### Records provided
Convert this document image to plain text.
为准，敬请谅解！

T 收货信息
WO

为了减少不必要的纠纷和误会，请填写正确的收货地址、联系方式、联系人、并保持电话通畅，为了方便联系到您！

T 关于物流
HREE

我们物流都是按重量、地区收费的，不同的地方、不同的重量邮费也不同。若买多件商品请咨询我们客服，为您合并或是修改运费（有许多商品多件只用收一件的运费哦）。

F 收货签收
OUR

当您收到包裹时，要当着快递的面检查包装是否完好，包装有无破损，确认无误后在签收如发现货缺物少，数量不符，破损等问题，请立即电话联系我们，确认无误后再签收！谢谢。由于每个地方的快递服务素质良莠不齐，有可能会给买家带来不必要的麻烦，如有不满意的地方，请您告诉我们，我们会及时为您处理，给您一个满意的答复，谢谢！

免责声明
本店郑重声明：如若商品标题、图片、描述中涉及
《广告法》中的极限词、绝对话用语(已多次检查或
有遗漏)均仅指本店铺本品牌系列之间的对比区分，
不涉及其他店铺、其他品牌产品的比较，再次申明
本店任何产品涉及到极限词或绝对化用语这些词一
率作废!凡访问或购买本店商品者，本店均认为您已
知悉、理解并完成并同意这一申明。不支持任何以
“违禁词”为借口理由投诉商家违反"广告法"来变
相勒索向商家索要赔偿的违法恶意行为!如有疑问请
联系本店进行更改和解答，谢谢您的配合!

### Written problem
From the records above, extract everything verbatim.

### Solution to this exercise
Convert this document image to plain text.
为准，敬请谅解！

T 收货信息
WO

为了减少不必要的纠纷和误会，请填写正确的收货地址、联系方式、联系人、并保持电话通畅，为了方便联系到您！

T 关于物流
HREE

我们物流都是按重量、地区收费的，不同的地方、不同的重量邮费也不同。若买多件商品请咨询我们客服，为您合并或是修改运费（有许多商品多件只用收一件的运费哦）。

F 收货签收
OUR

当您收到包裹时，要当着快递的面检查包装是否完好，包装有无破损，确认无误后在签收如发现货缺物少，数量不符，破损等问题，请立即电话联系我们，确认无误后再签收！谢谢。由于每个地方的快递服务素质良莠不齐，有可能会给买家带来不必要的麻烦，如有不满意的地方，请您告诉我们，我们会及时为您处理，给您一个满意的答复，谢谢！

免责声明
本店郑重声明：如若商品标题、图片、描述中涉及
《广告法》中的极限词、绝对话用语(已多次检查或
有遗漏)均仅指本店铺本品牌系列之间的对比区分，
不涉及其他店铺、其他品牌产品的比较，再次申明
本店任何产品涉及到极限词或绝对化用语这些词一
率作废!凡访问或购买本店商品者，本店均认为您已
知悉、理解并完成并同意这一申明。不支持任何以
“违禁词”为借口理由投诉商家违反"广告法"来变
相勒索向商家索要赔偿的违法恶意行为!如有疑问请
联系本店进行更改和解答，谢谢您的配合!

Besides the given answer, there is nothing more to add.